* **WRITTEN INSTRUCTION**
Write out the entries again exactly as they are given.

═══ TASK INPUT

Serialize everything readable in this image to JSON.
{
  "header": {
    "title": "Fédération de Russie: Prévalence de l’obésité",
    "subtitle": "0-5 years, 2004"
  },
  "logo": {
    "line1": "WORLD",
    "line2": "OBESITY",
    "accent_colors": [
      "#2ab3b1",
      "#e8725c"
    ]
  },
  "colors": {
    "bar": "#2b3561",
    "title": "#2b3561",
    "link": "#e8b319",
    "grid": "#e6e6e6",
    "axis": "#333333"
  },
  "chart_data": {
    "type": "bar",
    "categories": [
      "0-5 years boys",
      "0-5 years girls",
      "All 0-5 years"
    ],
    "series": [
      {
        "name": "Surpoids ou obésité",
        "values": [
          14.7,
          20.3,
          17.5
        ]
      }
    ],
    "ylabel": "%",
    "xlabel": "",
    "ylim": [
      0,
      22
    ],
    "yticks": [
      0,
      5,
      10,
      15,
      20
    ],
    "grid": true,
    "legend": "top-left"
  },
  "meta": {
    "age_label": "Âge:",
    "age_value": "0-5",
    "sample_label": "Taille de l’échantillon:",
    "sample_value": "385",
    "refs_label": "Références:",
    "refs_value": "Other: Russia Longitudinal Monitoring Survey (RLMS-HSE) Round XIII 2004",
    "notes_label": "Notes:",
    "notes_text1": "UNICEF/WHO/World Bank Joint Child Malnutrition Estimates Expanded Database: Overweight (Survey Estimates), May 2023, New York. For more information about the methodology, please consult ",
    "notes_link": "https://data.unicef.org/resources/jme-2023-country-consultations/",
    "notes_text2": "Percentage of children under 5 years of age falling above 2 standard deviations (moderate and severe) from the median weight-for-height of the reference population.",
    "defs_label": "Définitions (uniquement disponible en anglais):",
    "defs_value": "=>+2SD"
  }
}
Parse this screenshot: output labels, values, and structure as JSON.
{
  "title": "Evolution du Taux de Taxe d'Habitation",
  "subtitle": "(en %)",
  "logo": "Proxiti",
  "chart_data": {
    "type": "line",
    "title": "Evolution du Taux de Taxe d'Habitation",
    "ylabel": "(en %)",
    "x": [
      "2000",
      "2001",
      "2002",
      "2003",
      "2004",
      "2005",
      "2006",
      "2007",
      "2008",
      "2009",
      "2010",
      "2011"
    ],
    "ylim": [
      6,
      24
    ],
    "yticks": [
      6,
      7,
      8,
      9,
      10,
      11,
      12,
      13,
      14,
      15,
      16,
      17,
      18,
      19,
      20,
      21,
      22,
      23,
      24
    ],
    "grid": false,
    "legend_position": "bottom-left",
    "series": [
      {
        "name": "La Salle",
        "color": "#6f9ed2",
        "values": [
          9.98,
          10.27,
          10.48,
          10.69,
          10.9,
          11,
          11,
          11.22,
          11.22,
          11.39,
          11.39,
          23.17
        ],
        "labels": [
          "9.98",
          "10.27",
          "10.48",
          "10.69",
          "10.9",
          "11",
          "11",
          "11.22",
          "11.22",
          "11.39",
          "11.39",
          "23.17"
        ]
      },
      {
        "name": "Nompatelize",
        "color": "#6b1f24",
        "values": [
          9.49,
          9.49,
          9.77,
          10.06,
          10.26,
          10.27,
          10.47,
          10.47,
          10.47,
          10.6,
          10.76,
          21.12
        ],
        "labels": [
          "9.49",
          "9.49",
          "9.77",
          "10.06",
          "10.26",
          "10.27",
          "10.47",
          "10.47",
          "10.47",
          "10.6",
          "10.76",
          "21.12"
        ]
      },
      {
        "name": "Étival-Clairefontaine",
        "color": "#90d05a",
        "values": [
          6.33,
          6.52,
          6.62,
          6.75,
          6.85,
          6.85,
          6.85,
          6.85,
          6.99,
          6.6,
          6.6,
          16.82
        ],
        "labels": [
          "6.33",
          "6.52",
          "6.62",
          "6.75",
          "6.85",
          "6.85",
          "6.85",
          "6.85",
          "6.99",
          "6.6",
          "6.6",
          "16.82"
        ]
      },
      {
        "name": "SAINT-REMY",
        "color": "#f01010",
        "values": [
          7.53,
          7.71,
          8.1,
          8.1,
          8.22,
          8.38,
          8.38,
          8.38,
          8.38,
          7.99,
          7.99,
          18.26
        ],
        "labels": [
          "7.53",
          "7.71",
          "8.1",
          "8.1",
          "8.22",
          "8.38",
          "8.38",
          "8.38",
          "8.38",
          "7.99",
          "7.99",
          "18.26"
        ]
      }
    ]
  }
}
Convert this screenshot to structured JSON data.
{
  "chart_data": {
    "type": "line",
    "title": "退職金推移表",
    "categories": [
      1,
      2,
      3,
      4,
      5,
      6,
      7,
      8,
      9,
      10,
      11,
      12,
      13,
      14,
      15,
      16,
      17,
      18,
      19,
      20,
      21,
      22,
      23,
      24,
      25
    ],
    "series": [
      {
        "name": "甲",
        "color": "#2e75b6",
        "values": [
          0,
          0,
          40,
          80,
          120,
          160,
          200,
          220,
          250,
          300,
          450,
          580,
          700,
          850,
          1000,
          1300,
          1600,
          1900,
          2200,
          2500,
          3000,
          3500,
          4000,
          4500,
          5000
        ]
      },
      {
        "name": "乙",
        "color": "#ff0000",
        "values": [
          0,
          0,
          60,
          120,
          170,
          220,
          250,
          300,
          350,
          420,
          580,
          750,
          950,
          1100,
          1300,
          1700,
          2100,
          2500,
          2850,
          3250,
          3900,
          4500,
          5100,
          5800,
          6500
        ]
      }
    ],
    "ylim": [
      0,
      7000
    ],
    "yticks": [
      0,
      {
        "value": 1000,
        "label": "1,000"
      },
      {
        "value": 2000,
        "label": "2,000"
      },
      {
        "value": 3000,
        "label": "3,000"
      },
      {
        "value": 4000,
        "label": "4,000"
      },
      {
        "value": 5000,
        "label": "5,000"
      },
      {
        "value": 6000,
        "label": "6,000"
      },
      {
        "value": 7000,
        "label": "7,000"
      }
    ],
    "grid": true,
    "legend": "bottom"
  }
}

══════

* **EXPECTED OUTPUT**
Serialize everything readable in this image to JSON.
{
  "header": {
    "title": "Fédération de Russie: Prévalence de l’obésité",
    "subtitle": "0-5 years, 2004"
  },
  "logo": {
    "line1": "WORLD",
    "line2": "OBESITY",
    "accent_colors": [
      "#2ab3b1",
      "#e8725c"
    ]
  },
  "colors": {
    "bar": "#2b3561",
    "title": "#2b3561",
    "link": "#e8b319",
    "grid": "#e6e6e6",
    "axis": "#333333"
  },
  "chart_data": {
    "type": "bar",
    "categories": [
      "0-5 years boys",
      "0-5 years girls",
      "All 0-5 years"
    ],
    "series": [
      {
        "name": "Surpoids ou obésité",
        "values": [
          14.7,
          20.3,
          17.5
        ]
      }
    ],
    "ylabel": "%",
    "xlabel": "",
    "ylim": [
      0,
      22
    ],
    "yticks": [
      0,
      5,
      10,
      15,
      20
    ],
    "grid": true,
    "legend": "top-left"
  },
  "meta": {
    "age_label": "Âge:",
    "age_value": "0-5",
    "sample_label": "Taille de l’échantillon:",
    "sample_value": "385",
    "refs_label": "Références:",
    "refs_value": "Other: Russia Longitudinal Monitoring Survey (RLMS-HSE) Round XIII 2004",
    "notes_label": "Notes:",
    "notes_text1": "UNICEF/WHO/World Bank Joint Child Malnutrition Estimates Expanded Database: Overweight (Survey Estimates), May 2023, New York. For more information about the methodology, please consult ",
    "notes_link": "https://data.unicef.org/resources/jme-2023-country-consultations/",
    "notes_text2": "Percentage of children under 5 years of age falling above 2 standard deviations (moderate and severe) from the median weight-for-height of the reference population.",
    "defs_label": "Définitions (uniquement disponible en anglais):",
    "defs_value": "=>+2SD"
  }
}
Parse this screenshot: output labels, values, and structure as JSON.
{
  "title": "Evolution du Taux de Taxe d'Habitation",
  "subtitle": "(en %)",
  "logo": "Proxiti",
  "chart_data": {
    "type": "line",
    "title": "Evolution du Taux de Taxe d'Habitation",
    "ylabel": "(en %)",
    "x": [
      "2000",
      "2001",
      "2002",
      "2003",
      "2004",
      "2005",
      "2006",
      "2007",
      "2008",
      "2009",
      "2010",
      "2011"
    ],
    "ylim": [
      6,
      24
    ],
    "yticks": [
      6,
      7,
      8,
      9,
      10,
      11,
      12,
      13,
      14,
      15,
      16,
      17,
      18,
      19,
      20,
      21,
      22,
      23,
      24
    ],
    "grid": false,
    "legend_position": "bottom-left",
    "series": [
      {
        "name": "La Salle",
        "color": "#6f9ed2",
        "values": [
          9.98,
          10.27,
          10.48,
          10.69,
          10.9,
          11,
          11,
          11.22,
          11.22,
          11.39,
          11.39,
          23.17
        ],
        "labels": [
          "9.98",
          "10.27",
          "10.48",
          "10.69",
          "10.9",
          "11",
          "11",
          "11.22",
          "11.22",
          "11.39",
          "11.39",
          "23.17"
        ]
      },
      {
        "name": "Nompatelize",
        "color": "#6b1f24",
        "values": [
          9.49,
          9.49,
          9.77,
          10.06,
          10.26,
          10.27,
          10.47,
          10.47,
          10.47,
          10.6,
          10.76,
          21.12
        ],
        "labels": [
          "9.49",
          "9.49",
          "9.77",
          "10.06",
          "10.26",
          "10.27",
          "10.47",
          "10.47",
          "10.47",
          "10.6",
          "10.76",
          "21.12"
        ]
      },
      {
        "name": "Étival-Clairefontaine",
        "color": "#90d05a",
        "values": [
          6.33,
          6.52,
          6.62,
          6.75,
          6.85,
          6.85,
          6.85,
          6.85,
          6.99,
          6.6,
          6.6,
          16.82
        ],
        "labels": [
          "6.33",
          "6.52",
          "6.62",
          "6.75",
          "6.85",
          "6.85",
          "6.85",
          "6.85",
          "6.99",
          "6.6",
          "6.6",
          "16.82"
        ]
      },
      {
        "name": "SAINT-REMY",
        "color": "#f01010",
        "values": [
          7.53,
          7.71,
          8.1,
          8.1,
          8.22,
          8.38,
          8.38,
          8.38,
          8.38,
          7.99,
          7.99,
          18.26
        ],
        "labels": [
          "7.53",
          "7.71",
          "8.1",
          "8.1",
          "8.22",
          "8.38",
          "8.38",
          "8.38",
          "8.38",
          "7.99",
          "7.99",
          "18.26"
        ]
      }
    ]
  }
}
Convert this screenshot to structured JSON data.
{
  "chart_data": {
    "type": "line",
    "title": "退職金推移表",
    "categories": [
      1,
      2,
      3,
      4,
      5,
      6,
      7,
      8,
      9,
      10,
      11,
      12,
      13,
      14,
      15,
      16,
      17,
      18,
      19,
      20,
      21,
      22,
      23,
      24,
      25
    ],
    "series": [
      {
        "name": "甲",
        "color": "#2e75b6",
        "values": [
          0,
          0,
          40,
          80,
          120,
          160,
          200,
          220,
          250,
          300,
          450,
          580,
          700,
          850,
          1000,
          1300,
          1600,
          1900,
          2200,
          2500,
          3000,
          3500,
          4000,
          4500,
          5000
        ]
      },
      {
        "name": "乙",
        "color": "#ff0000",
        "values": [
          0,
          0,
          60,
          120,
          170,
          220,
          250,
          300,
          350,
          420,
          580,
          750,
          950,
          1100,
          1300,
          1700,
          2100,
          2500,
          2850,
          3250,
          3900,
          4500,
          5100,
          5800,
          6500
        ]
      }
    ],
    "ylim": [
      0,
      7000
    ],
    "yticks": [
      0,
      {
        "value": 1000,
        "label": "1,000"
      },
      {
        "value": 2000,
        "label": "2,000"
      },
      {
        "value": 3000,
        "label": "3,000"
      },
      {
        "value": 4000,
        "label": "4,000"
      },
      {
        "value": 5000,
        "label": "5,000"
      },
      {
        "value": 6000,
        "label": "6,000"
      },
      {
        "value": 7000,
        "label": "7,000"
      }
    ],
    "grid": true,
    "legend": "bottom"
  }
}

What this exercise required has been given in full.